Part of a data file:

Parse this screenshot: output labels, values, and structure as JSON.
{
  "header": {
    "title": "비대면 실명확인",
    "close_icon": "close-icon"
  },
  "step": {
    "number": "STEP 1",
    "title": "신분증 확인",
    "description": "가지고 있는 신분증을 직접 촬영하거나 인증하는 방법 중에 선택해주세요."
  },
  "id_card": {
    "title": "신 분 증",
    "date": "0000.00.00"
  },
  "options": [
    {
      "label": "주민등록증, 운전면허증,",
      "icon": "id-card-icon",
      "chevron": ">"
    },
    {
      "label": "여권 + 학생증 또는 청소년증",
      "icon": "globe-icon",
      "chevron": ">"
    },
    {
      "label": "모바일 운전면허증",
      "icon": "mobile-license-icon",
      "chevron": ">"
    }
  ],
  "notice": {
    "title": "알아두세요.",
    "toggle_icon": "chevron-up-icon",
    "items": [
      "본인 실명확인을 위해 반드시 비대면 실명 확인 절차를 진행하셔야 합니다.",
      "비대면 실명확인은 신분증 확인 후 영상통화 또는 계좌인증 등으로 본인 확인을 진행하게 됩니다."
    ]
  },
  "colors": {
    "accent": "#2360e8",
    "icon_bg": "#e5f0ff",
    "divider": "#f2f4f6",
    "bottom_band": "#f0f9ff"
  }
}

Set task: Copy the records above exactly as they appear.

Finished exercise:
Parse this screenshot: output labels, values, and structure as JSON.
{
  "header": {
    "title": "비대면 실명확인",
    "close_icon": "close-icon"
  },
  "step": {
    "number": "STEP 1",
    "title": "신분증 확인",
    "description": "가지고 있는 신분증을 직접 촬영하거나 인증하는 방법 중에 선택해주세요."
  },
  "id_card": {
    "title": "신 분 증",
    "date": "0000.00.00"
  },
  "options": [
    {
      "label": "주민등록증, 운전면허증,",
      "icon": "id-card-icon",
      "chevron": ">"
    },
    {
      "label": "여권 + 학생증 또는 청소년증",
      "icon": "globe-icon",
      "chevron": ">"
    },
    {
      "label": "모바일 운전면허증",
      "icon": "mobile-license-icon",
      "chevron": ">"
    }
  ],
  "notice": {
    "title": "알아두세요.",
    "toggle_icon": "chevron-up-icon",
    "items": [
      "본인 실명확인을 위해 반드시 비대면 실명 확인 절차를 진행하셔야 합니다.",
      "비대면 실명확인은 신분증 확인 후 영상통화 또는 계좌인증 등으로 본인 확인을 진행하게 됩니다."
    ]
  },
  "colors": {
    "accent": "#2360e8",
    "icon_bg": "#e5f0ff",
    "divider": "#f2f4f6",
    "bottom_band": "#f0f9ff"
  }
}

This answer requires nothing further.